WHAT NEEDS TO BE DONE: Give only the number of lines below that contain the word "Adamov".

RECORDS TO USE:

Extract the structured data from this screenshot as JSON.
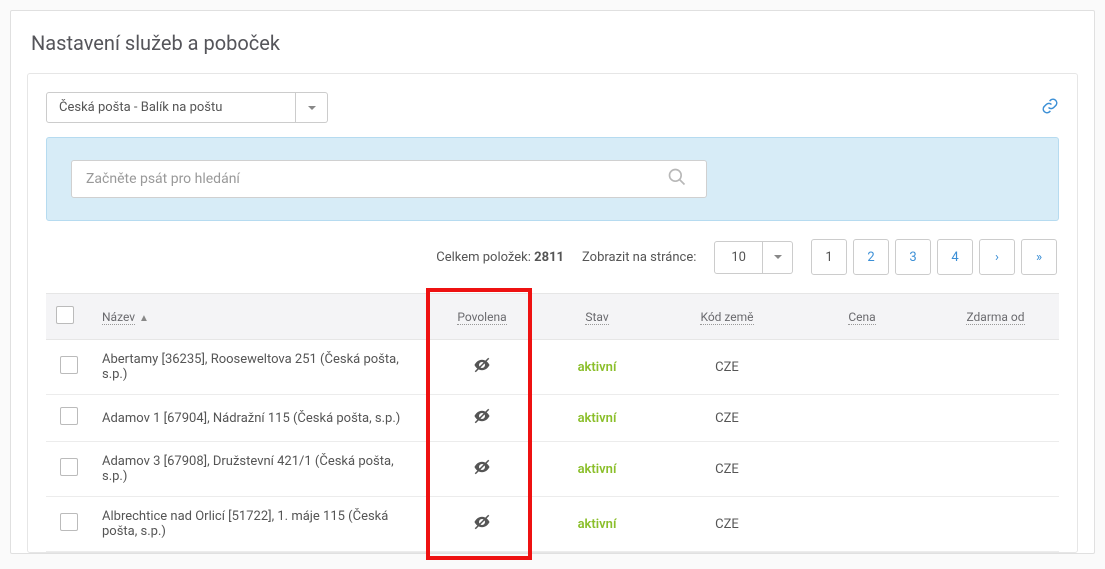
{
  "pageTitle": "Nastavení služeb a poboček",
  "serviceSelect": {
    "label": "Česká pošta - Balík na poštu"
  },
  "search": {
    "placeholder": "Začněte psát pro hledání"
  },
  "listControls": {
    "totalLabel": "Celkem položek:",
    "totalCount": "2811",
    "perPageLabel": "Zobrazit na stránce:",
    "perPageValue": "10"
  },
  "pager": {
    "pages": [
      "1",
      "2",
      "3",
      "4"
    ],
    "next": "›",
    "last": "»"
  },
  "tableHead": {
    "name": "Název",
    "allowed": "Povolena",
    "state": "Stav",
    "country": "Kód země",
    "price": "Cena",
    "freeFrom": "Zdarma od"
  },
  "rows": [
    {
      "name": "Abertamy [36235], Rooseweltova 251 (Česká pošta, s.p.)",
      "state": "aktivní",
      "country": "CZE"
    },
    {
      "name": "Adamov 1 [67904], Nádražní 115 (Česká pošta, s.p.)",
      "state": "aktivní",
      "country": "CZE"
    },
    {
      "name": "Adamov 3 [67908], Družstevní 421/1 (Česká pošta, s.p.)",
      "state": "aktivní",
      "country": "CZE"
    },
    {
      "name": "Albrechtice nad Orlicí [51722], 1. máje 115 (Česká pošta, s.p.)",
      "state": "aktivní",
      "country": "CZE"
    }
  ]
}
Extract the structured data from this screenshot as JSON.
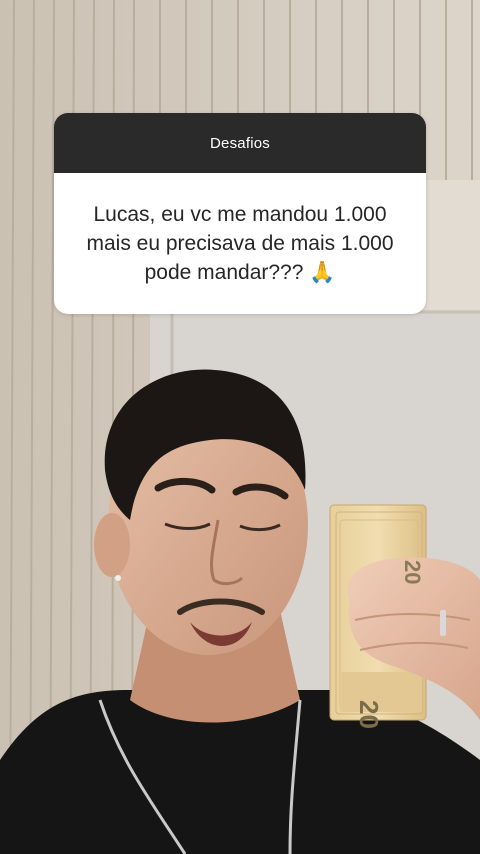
{
  "question_sticker": {
    "title": "Desafios",
    "text": "Lucas, eu vc me mandou 1.000 mais eu precisava de mais 1.000 pode mandar??? 🙏"
  },
  "banknotes": {
    "denomination_label": "20"
  }
}
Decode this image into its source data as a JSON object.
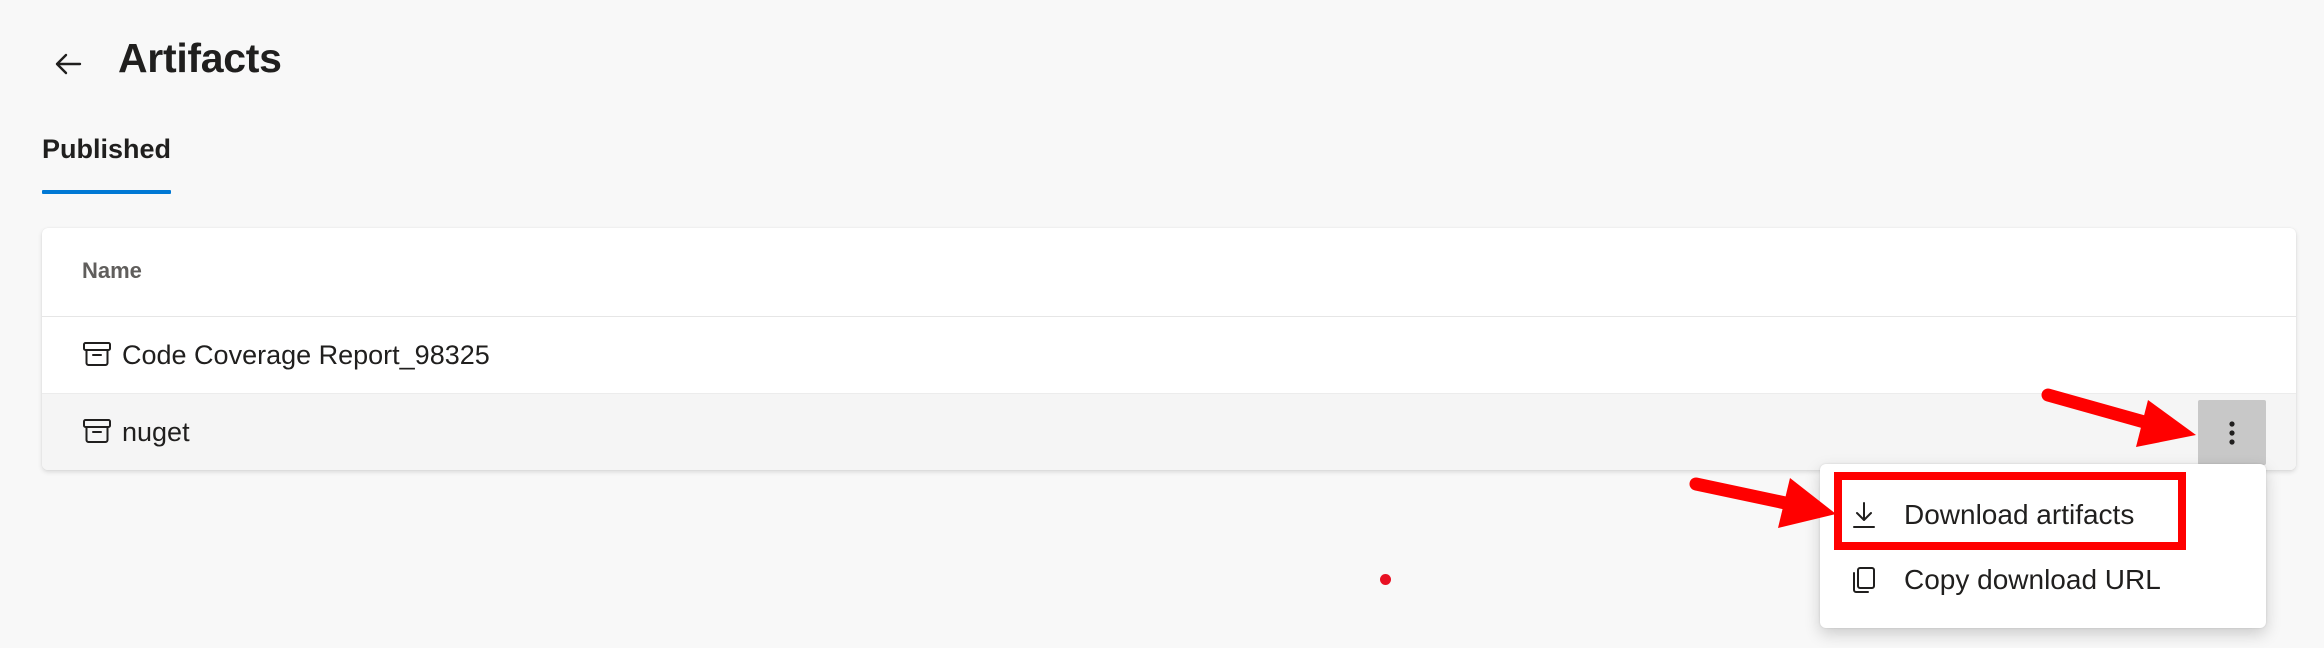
{
  "page": {
    "title": "Artifacts",
    "back_icon": "arrow-left-icon"
  },
  "tabs": [
    {
      "label": "Published",
      "selected": true
    }
  ],
  "table": {
    "columns": [
      "Name"
    ],
    "rows": [
      {
        "icon": "archive-icon",
        "name": "Code Coverage Report_98325"
      },
      {
        "icon": "archive-icon",
        "name": "nuget"
      }
    ]
  },
  "row_actions": {
    "more_icon": "more-vertical-icon"
  },
  "context_menu": {
    "items": [
      {
        "icon": "download-icon",
        "label": "Download artifacts",
        "highlighted": true
      },
      {
        "icon": "copy-icon",
        "label": "Copy download URL"
      }
    ]
  },
  "colors": {
    "accent": "#0078d4",
    "annotation": "#ff0000",
    "background": "#f8f8f8"
  }
}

ANSWER FOR THIS EXERCISE: 2